**Short exercise**
Your answer should be a single number: the count of lines containing the string "Reduce".

**Data to process**
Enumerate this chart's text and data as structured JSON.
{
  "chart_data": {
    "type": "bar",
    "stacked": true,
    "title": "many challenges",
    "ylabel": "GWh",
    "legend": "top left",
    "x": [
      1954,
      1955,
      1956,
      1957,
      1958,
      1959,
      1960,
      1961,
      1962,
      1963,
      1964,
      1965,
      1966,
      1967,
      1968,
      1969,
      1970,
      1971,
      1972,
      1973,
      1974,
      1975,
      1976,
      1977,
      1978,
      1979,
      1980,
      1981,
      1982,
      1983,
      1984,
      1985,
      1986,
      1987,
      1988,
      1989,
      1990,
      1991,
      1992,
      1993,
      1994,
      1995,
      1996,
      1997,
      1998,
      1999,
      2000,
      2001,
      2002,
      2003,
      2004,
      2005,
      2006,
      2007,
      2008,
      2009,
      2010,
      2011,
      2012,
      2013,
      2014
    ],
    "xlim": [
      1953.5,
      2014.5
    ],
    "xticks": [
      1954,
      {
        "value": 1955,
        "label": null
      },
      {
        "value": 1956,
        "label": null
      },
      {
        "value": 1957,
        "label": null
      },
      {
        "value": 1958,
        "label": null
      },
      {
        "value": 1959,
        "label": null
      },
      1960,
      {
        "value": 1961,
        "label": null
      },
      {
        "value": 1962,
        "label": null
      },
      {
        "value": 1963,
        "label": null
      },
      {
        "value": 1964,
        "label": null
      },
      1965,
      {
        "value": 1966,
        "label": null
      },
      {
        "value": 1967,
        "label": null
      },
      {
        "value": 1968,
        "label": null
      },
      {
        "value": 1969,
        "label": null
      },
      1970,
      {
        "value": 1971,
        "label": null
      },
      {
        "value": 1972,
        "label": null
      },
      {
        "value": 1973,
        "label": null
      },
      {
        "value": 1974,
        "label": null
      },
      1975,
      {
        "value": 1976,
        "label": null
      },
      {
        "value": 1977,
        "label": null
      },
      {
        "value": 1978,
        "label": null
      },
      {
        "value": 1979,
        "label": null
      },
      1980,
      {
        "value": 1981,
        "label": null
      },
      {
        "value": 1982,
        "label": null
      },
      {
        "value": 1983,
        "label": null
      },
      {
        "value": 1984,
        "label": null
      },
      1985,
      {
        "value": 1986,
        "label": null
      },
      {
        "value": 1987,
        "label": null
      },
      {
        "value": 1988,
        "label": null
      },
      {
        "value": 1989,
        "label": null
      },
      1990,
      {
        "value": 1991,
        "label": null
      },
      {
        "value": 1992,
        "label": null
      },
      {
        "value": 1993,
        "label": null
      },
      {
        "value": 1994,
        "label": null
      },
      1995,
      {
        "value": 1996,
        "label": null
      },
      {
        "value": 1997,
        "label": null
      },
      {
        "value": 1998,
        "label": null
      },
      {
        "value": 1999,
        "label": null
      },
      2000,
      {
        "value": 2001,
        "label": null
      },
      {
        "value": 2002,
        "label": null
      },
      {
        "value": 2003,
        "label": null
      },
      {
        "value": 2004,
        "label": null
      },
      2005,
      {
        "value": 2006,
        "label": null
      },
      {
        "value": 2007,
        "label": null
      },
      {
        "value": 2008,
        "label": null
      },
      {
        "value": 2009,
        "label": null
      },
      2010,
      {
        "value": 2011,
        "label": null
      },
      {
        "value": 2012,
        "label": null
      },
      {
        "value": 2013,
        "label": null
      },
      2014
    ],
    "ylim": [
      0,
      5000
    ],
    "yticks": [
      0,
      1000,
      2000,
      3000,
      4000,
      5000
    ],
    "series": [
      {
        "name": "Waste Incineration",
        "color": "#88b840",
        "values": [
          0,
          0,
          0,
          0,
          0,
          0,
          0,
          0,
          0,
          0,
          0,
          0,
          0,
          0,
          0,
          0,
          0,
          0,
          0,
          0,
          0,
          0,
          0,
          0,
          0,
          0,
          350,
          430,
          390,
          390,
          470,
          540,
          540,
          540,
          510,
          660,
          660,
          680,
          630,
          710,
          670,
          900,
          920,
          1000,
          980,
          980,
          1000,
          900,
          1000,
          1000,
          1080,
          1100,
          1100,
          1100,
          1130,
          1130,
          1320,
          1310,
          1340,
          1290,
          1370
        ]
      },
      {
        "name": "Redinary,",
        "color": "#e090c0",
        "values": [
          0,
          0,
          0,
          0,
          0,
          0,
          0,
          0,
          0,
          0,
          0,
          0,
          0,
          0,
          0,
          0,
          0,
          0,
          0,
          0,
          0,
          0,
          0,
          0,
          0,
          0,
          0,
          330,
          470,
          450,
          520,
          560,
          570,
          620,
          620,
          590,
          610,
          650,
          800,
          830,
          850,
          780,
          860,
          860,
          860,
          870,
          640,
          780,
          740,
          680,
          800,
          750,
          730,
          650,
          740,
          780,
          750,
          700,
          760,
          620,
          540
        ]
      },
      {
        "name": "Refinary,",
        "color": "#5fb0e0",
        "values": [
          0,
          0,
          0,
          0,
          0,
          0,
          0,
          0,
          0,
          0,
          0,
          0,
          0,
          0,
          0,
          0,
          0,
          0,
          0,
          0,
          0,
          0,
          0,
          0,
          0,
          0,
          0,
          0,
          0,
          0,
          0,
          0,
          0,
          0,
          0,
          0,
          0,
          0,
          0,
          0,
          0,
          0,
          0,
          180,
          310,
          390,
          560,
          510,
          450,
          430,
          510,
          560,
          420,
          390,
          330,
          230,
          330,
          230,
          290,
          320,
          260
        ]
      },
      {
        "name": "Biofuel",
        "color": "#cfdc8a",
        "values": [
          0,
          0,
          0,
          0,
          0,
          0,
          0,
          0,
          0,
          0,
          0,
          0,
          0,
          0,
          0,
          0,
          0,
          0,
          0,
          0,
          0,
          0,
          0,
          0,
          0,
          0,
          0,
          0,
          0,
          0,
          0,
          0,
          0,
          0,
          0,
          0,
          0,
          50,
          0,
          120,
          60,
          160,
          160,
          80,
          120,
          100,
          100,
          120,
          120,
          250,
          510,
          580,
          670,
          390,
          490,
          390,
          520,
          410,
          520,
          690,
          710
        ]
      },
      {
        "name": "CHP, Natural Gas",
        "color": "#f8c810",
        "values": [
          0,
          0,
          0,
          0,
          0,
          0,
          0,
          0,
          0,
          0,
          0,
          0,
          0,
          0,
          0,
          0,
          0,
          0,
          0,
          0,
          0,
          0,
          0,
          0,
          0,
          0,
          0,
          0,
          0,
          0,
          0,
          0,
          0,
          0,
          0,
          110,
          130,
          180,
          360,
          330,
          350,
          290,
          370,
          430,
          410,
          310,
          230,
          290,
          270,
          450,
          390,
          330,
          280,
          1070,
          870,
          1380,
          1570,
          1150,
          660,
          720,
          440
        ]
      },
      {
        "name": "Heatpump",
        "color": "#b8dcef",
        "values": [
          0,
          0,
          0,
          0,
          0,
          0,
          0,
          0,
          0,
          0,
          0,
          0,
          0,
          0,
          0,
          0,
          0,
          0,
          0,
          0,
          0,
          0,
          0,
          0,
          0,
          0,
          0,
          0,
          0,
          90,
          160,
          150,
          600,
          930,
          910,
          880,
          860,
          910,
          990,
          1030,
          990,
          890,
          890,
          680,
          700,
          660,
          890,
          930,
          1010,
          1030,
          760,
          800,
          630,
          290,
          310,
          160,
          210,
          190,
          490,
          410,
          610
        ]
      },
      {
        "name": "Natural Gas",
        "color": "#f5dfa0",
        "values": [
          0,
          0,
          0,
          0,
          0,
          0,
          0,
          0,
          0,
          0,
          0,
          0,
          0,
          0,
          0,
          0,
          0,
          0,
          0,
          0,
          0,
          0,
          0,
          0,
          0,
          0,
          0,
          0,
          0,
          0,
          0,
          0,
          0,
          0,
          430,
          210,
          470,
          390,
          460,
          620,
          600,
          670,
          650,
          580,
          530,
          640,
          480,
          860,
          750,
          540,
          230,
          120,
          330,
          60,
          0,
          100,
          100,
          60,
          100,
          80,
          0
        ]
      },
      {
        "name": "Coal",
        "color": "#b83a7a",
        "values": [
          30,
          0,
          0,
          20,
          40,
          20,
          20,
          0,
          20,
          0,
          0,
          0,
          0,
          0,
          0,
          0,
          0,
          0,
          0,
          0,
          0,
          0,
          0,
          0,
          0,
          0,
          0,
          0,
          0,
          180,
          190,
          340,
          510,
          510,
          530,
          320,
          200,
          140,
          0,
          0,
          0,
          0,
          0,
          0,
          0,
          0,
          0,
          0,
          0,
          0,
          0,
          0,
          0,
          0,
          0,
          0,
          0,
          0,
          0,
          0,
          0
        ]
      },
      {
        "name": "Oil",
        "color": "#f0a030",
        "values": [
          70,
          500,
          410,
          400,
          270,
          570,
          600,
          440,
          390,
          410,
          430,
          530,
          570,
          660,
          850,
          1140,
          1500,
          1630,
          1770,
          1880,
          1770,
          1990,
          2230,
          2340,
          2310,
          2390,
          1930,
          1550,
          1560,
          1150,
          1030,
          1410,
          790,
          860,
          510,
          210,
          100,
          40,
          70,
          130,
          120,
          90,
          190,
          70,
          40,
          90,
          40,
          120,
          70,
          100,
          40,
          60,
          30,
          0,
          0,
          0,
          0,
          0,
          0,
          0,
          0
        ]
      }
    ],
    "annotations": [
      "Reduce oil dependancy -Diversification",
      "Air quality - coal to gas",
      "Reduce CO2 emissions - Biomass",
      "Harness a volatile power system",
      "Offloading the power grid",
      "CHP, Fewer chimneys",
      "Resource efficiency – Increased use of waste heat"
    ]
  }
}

**Result of the exercise**
2